Exercise
Copy, in full, each line of the material that holds the word "como".

Provided records

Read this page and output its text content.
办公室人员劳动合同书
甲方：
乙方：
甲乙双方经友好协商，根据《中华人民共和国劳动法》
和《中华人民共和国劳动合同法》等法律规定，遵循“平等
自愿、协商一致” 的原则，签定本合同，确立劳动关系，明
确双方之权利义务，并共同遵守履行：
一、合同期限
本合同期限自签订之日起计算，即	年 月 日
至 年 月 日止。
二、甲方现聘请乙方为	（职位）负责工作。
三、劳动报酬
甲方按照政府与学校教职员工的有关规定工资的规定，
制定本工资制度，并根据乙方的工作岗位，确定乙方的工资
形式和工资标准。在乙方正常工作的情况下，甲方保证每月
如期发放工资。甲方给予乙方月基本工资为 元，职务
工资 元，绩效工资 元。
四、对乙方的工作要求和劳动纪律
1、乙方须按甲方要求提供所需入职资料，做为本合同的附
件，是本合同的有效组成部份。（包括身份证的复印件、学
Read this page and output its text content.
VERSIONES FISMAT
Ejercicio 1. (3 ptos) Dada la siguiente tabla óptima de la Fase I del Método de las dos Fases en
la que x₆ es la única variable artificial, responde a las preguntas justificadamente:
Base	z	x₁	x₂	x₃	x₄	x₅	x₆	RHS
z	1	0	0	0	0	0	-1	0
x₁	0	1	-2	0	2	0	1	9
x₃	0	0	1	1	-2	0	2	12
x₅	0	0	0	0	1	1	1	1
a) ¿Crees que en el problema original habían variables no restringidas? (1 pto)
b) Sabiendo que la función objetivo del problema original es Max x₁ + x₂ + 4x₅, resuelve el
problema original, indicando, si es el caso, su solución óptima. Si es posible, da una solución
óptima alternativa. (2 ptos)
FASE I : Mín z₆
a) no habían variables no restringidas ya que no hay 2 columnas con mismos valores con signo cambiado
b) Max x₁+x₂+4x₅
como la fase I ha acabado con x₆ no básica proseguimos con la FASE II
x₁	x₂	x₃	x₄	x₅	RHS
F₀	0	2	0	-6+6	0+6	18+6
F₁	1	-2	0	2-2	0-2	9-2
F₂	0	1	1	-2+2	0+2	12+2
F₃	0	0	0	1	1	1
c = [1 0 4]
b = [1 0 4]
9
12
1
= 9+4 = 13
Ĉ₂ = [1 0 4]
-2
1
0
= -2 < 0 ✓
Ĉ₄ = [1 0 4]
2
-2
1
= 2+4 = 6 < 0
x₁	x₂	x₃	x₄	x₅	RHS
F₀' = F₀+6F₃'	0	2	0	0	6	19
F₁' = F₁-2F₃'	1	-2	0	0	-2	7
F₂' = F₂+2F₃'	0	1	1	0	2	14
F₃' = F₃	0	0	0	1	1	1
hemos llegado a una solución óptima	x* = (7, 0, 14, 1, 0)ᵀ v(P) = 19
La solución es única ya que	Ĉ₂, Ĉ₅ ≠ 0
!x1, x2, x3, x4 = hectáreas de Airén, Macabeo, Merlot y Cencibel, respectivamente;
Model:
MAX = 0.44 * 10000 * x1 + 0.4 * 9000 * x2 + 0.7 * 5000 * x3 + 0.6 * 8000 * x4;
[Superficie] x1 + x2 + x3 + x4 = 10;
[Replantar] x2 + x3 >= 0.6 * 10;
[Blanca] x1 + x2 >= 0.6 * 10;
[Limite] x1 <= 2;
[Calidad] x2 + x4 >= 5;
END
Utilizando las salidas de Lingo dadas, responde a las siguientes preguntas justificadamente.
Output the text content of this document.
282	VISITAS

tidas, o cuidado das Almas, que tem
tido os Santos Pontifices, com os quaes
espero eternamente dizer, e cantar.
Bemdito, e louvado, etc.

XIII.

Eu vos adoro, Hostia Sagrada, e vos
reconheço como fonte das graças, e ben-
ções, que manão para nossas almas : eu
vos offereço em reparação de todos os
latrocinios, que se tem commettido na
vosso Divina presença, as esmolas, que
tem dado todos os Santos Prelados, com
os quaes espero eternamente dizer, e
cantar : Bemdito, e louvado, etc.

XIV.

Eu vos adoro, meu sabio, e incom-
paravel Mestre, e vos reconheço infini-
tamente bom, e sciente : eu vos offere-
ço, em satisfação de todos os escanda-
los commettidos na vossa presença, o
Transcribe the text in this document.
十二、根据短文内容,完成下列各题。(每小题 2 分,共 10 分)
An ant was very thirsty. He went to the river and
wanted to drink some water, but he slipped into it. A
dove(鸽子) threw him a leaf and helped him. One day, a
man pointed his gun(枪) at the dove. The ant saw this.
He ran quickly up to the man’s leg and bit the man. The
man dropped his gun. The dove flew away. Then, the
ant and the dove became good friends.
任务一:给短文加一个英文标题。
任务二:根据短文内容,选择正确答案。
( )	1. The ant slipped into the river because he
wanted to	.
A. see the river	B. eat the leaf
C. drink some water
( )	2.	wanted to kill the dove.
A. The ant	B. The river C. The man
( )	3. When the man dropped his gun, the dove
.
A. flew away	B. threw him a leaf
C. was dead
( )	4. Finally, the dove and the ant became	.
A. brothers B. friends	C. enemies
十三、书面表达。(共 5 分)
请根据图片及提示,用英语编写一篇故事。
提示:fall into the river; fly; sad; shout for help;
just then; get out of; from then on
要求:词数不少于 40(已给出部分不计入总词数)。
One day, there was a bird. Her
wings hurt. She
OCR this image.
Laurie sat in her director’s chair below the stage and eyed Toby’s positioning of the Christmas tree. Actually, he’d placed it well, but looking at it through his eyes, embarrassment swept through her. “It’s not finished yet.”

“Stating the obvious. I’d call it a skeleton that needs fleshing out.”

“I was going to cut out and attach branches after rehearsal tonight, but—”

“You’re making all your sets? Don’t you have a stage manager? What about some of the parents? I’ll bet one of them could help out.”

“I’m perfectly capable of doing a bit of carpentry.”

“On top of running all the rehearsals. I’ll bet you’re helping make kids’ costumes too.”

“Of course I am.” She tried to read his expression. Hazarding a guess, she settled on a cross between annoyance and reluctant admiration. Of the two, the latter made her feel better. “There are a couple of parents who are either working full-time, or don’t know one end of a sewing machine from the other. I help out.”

Correct answer
como la fase I ha acabado con x₆ no básica proseguimos con la FASE II
reconheço como fonte das graças, e ben-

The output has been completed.